[A run of records]
════

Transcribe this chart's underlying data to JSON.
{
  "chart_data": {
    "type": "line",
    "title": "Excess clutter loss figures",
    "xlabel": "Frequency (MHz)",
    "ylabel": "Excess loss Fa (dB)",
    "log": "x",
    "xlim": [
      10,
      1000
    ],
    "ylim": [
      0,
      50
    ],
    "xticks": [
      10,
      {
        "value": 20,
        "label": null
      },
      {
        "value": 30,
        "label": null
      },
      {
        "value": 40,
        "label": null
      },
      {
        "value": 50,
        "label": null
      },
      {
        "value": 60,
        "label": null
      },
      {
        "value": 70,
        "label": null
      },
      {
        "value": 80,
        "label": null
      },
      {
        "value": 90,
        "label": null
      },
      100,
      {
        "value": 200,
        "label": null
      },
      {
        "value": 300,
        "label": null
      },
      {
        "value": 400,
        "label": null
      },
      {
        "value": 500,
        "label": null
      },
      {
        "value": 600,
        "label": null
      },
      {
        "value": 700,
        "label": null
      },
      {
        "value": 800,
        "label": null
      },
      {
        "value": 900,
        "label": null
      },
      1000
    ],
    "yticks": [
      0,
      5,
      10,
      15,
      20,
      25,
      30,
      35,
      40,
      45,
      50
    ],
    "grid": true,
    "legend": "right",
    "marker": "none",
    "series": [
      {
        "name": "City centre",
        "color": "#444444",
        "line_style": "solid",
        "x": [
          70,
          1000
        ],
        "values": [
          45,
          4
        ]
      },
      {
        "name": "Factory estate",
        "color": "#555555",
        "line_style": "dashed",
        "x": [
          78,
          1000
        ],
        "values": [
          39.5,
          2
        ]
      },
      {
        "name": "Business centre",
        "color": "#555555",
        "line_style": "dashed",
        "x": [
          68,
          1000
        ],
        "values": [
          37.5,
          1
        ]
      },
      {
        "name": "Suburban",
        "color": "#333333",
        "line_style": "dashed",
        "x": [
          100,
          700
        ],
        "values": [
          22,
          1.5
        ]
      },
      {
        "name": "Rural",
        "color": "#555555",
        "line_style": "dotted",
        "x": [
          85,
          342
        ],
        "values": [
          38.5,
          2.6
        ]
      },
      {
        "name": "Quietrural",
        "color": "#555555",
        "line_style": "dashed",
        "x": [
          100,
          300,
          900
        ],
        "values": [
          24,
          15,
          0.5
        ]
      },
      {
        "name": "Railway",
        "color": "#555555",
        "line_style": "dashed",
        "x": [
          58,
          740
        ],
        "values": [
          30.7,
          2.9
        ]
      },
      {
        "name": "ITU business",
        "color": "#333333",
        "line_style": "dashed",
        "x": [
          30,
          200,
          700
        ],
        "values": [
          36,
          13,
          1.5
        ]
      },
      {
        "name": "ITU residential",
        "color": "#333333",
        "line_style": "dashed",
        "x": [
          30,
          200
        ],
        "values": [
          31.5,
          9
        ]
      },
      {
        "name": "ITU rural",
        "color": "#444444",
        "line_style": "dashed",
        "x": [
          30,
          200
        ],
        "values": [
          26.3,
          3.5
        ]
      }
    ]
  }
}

════

Copy out every line of the data above, exactly as given.

■ EXPECTED ANSWER:
Transcribe this chart's underlying data to JSON.
{
  "chart_data": {
    "type": "line",
    "title": "Excess clutter loss figures",
    "xlabel": "Frequency (MHz)",
    "ylabel": "Excess loss Fa (dB)",
    "log": "x",
    "xlim": [
      10,
      1000
    ],
    "ylim": [
      0,
      50
    ],
    "xticks": [
      10,
      {
        "value": 20,
        "label": null
      },
      {
        "value": 30,
        "label": null
      },
      {
        "value": 40,
        "label": null
      },
      {
        "value": 50,
        "label": null
      },
      {
        "value": 60,
        "label": null
      },
      {
        "value": 70,
        "label": null
      },
      {
        "value": 80,
        "label": null
      },
      {
        "value": 90,
        "label": null
      },
      100,
      {
        "value": 200,
        "label": null
      },
      {
        "value": 300,
        "label": null
      },
      {
        "value": 400,
        "label": null
      },
      {
        "value": 500,
        "label": null
      },
      {
        "value": 600,
        "label": null
      },
      {
        "value": 700,
        "label": null
      },
      {
        "value": 800,
        "label": null
      },
      {
        "value": 900,
        "label": null
      },
      1000
    ],
    "yticks": [
      0,
      5,
      10,
      15,
      20,
      25,
      30,
      35,
      40,
      45,
      50
    ],
    "grid": true,
    "legend": "right",
    "marker": "none",
    "series": [
      {
        "name": "City centre",
        "color": "#444444",
        "line_style": "solid",
        "x": [
          70,
          1000
        ],
        "values": [
          45,
          4
        ]
      },
      {
        "name": "Factory estate",
        "color": "#555555",
        "line_style": "dashed",
        "x": [
          78,
          1000
        ],
        "values": [
          39.5,
          2
        ]
      },
      {
        "name": "Business centre",
        "color": "#555555",
        "line_style": "dashed",
        "x": [
          68,
          1000
        ],
        "values": [
          37.5,
          1
        ]
      },
      {
        "name": "Suburban",
        "color": "#333333",
        "line_style": "dashed",
        "x": [
          100,
          700
        ],
        "values": [
          22,
          1.5
        ]
      },
      {
        "name": "Rural",
        "color": "#555555",
        "line_style": "dotted",
        "x": [
          85,
          342
        ],
        "values": [
          38.5,
          2.6
        ]
      },
      {
        "name": "Quietrural",
        "color": "#555555",
        "line_style": "dashed",
        "x": [
          100,
          300,
          900
        ],
        "values": [
          24,
          15,
          0.5
        ]
      },
      {
        "name": "Railway",
        "color": "#555555",
        "line_style": "dashed",
        "x": [
          58,
          740
        ],
        "values": [
          30.7,
          2.9
        ]
      },
      {
        "name": "ITU business",
        "color": "#333333",
        "line_style": "dashed",
        "x": [
          30,
          200,
          700
        ],
        "values": [
          36,
          13,
          1.5
        ]
      },
      {
        "name": "ITU residential",
        "color": "#333333",
        "line_style": "dashed",
        "x": [
          30,
          200
        ],
        "values": [
          31.5,
          9
        ]
      },
      {
        "name": "ITU rural",
        "color": "#444444",
        "line_style": "dashed",
        "x": [
          30,
          200
        ],
        "values": [
          26.3,
          3.5
        ]
      }
    ]
  }
}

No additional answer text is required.